--- Stored data ---

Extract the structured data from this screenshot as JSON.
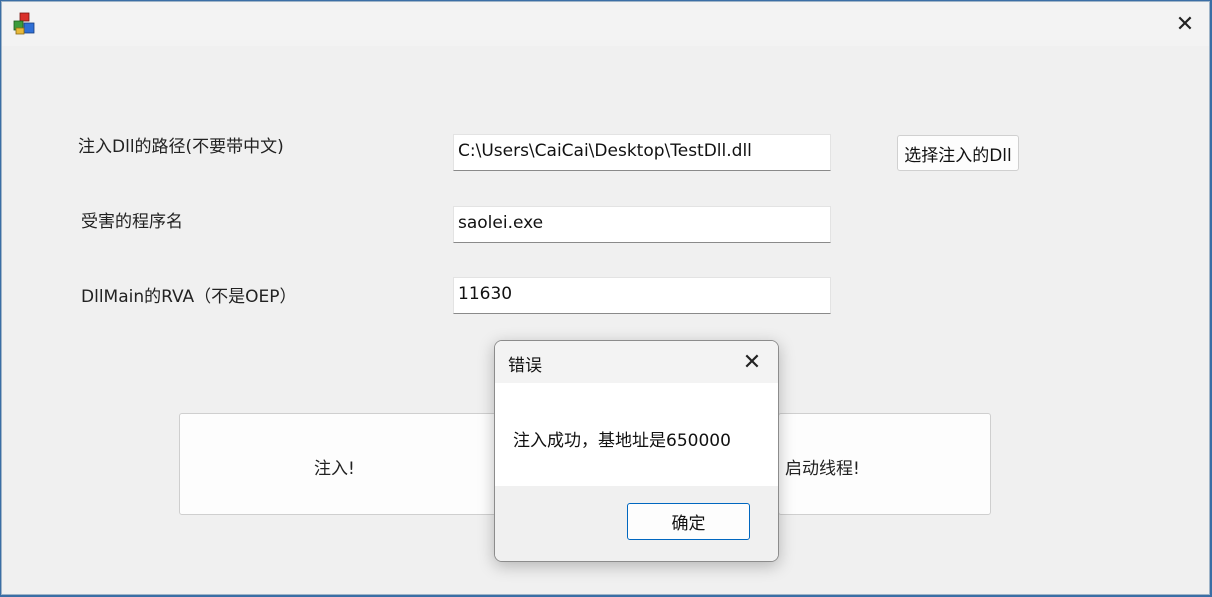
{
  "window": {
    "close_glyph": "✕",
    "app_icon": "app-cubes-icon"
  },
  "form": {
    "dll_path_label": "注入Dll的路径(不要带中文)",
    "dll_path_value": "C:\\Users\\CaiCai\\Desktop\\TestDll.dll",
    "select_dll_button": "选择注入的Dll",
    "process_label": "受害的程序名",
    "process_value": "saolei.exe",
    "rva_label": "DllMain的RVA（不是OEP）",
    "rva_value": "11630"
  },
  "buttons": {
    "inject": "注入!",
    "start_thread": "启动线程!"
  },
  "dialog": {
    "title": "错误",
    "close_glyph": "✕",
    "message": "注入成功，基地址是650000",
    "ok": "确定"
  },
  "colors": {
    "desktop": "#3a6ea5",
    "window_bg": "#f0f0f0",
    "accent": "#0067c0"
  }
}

---
--- Stored data ---

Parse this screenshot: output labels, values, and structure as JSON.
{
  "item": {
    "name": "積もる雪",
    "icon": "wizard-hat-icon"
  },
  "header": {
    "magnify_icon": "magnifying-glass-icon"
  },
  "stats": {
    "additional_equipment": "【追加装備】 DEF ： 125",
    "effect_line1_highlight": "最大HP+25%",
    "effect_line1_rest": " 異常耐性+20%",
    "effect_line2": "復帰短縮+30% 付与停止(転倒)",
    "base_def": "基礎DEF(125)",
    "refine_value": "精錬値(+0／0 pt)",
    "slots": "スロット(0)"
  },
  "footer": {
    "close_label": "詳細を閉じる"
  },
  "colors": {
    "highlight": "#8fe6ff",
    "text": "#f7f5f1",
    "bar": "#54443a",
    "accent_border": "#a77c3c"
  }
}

---

_Short exercise_. Using the listing, say how many lines include the word "this", and add nothing else.

_Final result_. 2